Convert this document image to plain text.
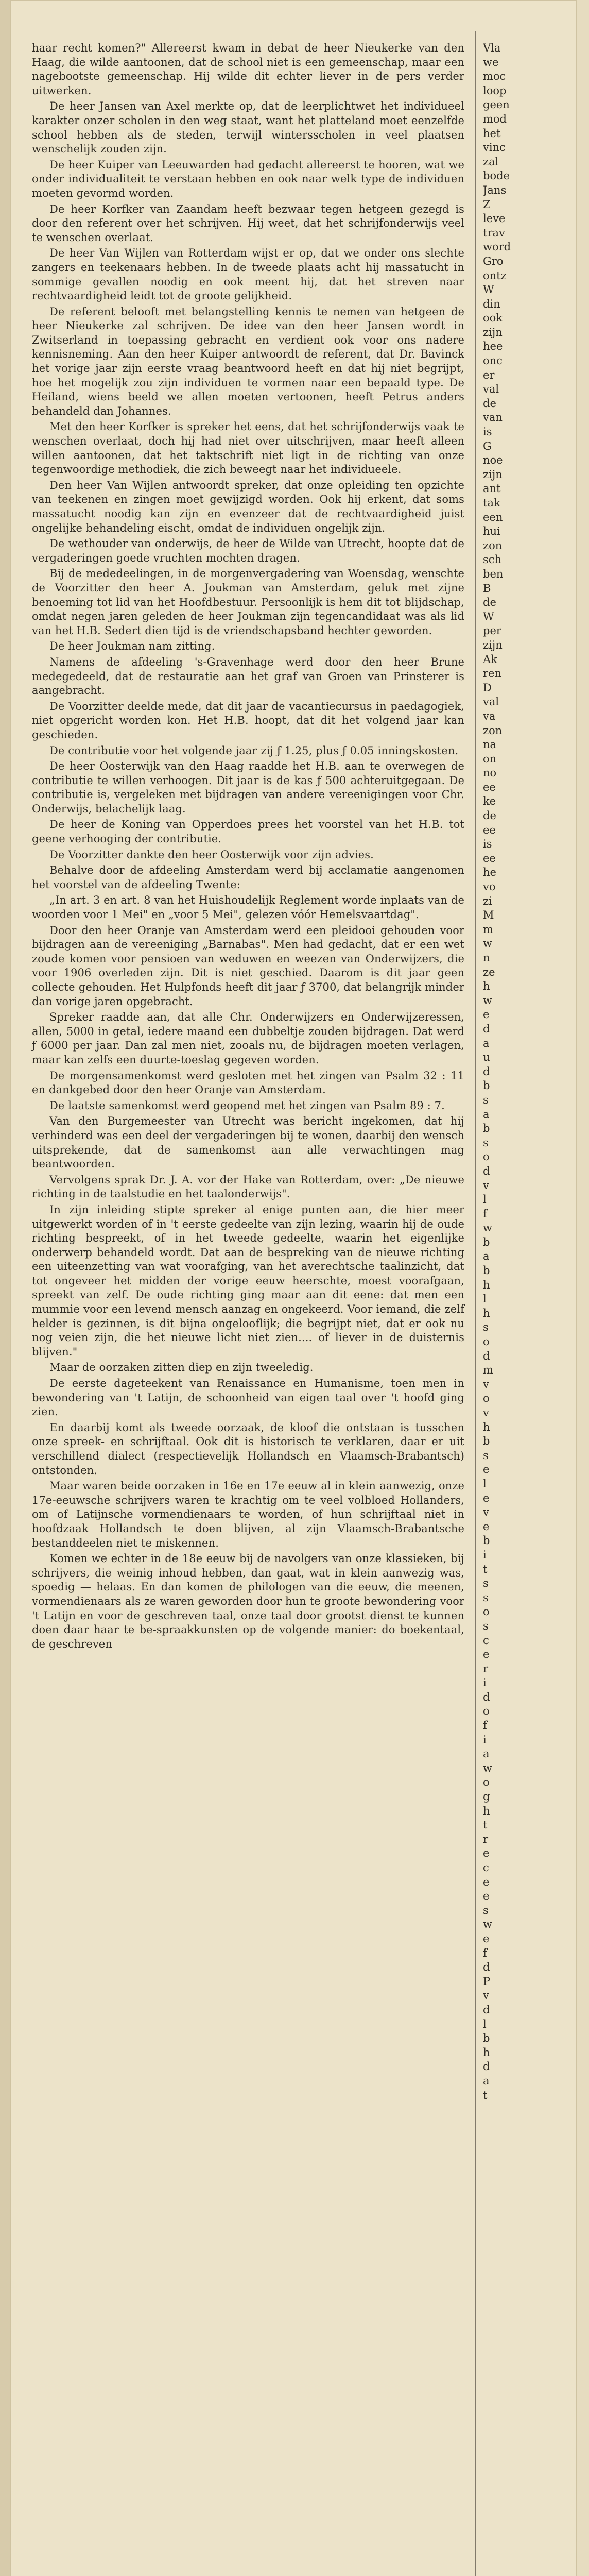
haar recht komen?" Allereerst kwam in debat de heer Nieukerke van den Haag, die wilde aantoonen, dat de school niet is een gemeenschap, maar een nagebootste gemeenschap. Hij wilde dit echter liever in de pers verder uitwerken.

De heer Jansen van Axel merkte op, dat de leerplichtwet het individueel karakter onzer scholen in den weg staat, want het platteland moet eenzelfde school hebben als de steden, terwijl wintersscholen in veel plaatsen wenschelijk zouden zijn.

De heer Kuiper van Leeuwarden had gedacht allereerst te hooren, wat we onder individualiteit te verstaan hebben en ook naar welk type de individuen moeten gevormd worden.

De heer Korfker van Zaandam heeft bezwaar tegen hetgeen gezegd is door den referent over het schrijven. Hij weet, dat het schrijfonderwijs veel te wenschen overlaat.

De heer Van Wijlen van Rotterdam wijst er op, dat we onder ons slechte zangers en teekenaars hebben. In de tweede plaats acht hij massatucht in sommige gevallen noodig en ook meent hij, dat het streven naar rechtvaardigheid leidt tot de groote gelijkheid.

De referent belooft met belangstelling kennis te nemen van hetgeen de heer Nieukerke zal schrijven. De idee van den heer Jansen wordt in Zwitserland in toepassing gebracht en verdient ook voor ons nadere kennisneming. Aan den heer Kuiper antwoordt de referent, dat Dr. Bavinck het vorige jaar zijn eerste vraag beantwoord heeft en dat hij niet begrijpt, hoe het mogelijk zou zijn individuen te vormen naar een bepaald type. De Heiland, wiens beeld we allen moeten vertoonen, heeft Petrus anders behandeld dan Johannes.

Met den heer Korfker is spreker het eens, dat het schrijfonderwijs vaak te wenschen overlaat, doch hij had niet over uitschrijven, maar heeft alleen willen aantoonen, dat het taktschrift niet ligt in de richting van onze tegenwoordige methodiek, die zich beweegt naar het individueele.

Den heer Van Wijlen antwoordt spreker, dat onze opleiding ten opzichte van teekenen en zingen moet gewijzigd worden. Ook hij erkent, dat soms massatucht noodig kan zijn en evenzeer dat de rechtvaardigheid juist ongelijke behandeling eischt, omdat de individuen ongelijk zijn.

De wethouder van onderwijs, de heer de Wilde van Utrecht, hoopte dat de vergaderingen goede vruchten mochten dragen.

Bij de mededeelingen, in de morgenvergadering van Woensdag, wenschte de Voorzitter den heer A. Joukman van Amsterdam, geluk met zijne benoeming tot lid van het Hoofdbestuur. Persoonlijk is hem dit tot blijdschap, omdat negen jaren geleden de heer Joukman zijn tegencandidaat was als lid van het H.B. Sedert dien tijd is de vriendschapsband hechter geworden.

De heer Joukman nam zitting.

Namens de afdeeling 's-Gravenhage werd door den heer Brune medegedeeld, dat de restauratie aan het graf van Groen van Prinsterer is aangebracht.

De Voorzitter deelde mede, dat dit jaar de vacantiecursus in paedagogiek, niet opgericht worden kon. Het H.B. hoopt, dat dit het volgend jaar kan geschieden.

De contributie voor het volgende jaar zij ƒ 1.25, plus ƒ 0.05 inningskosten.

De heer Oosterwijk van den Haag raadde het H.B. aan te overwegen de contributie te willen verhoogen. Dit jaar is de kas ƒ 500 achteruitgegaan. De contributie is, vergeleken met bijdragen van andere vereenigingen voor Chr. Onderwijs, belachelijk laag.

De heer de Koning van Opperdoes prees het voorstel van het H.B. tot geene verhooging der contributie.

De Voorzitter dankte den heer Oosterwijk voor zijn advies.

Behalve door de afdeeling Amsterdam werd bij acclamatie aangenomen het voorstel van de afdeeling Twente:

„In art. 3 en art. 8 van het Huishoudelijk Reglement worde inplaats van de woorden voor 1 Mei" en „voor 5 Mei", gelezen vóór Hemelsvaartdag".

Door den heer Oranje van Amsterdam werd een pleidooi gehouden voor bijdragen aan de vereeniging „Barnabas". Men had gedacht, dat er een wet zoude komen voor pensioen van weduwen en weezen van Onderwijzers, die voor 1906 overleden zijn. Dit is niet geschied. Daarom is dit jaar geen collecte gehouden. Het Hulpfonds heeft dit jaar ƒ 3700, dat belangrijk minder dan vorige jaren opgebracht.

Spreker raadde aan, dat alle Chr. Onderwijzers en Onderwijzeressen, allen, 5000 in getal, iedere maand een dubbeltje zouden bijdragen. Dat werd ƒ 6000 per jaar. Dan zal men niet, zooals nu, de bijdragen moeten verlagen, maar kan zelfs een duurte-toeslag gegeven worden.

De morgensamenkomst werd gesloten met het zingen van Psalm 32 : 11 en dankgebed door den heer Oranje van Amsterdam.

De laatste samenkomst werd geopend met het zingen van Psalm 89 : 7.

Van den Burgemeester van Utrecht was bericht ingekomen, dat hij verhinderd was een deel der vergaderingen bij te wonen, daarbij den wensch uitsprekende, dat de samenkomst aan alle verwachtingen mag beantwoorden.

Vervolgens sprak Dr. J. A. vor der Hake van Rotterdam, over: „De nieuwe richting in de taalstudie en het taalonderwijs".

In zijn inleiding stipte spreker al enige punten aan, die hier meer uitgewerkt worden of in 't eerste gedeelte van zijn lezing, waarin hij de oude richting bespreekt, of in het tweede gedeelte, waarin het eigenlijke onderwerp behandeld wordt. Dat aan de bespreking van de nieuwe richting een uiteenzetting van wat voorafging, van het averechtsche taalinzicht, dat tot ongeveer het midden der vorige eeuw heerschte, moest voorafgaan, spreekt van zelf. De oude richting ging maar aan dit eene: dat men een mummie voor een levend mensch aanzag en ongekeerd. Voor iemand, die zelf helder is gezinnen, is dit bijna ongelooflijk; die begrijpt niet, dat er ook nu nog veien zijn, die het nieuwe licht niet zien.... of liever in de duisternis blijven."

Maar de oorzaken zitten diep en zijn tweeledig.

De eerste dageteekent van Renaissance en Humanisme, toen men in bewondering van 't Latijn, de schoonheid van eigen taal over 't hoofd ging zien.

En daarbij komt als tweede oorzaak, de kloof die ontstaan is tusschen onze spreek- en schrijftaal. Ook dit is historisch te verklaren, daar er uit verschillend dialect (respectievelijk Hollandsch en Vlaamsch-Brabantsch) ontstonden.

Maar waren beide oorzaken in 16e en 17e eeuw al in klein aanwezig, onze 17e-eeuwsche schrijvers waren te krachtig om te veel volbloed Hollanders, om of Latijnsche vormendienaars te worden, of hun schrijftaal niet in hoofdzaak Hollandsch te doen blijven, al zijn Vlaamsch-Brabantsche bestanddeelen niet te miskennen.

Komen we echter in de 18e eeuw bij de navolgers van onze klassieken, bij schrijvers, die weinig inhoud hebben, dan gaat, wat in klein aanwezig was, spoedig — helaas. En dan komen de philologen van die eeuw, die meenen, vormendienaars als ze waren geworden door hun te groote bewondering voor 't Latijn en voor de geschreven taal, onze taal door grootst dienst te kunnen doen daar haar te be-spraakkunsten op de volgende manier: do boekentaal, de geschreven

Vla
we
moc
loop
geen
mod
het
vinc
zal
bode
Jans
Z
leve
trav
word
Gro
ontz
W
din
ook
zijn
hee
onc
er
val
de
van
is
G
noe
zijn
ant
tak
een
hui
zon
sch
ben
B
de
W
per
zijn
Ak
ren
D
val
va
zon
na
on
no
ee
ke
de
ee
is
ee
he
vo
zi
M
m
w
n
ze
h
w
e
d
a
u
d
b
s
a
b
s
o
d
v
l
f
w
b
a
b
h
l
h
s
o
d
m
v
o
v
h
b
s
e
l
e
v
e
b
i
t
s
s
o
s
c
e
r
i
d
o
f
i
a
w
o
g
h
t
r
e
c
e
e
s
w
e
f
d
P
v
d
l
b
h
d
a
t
################
▶ **PROBLEM TO SOLVE**: If a line in the entries holds the string "aantoonen", copy it.

▶ **EXERCISE RESPONSE**:
haar recht komen?" Allereerst kwam in debat de heer Nieukerke van den Haag, die wilde aantoonen, dat de school niet is een gemeenschap, maar een nagebootste gemeenschap. Hij wilde dit echter liever in de pers verder uitwerken.
Met den heer Korfker is spreker het eens, dat het schrijfonderwijs vaak te wenschen overlaat, doch hij had niet over uitschrijven, maar heeft alleen willen aantoonen, dat het taktschrift niet ligt in de richting van onze tegenwoordige methodiek, die zich beweegt naar het individueele.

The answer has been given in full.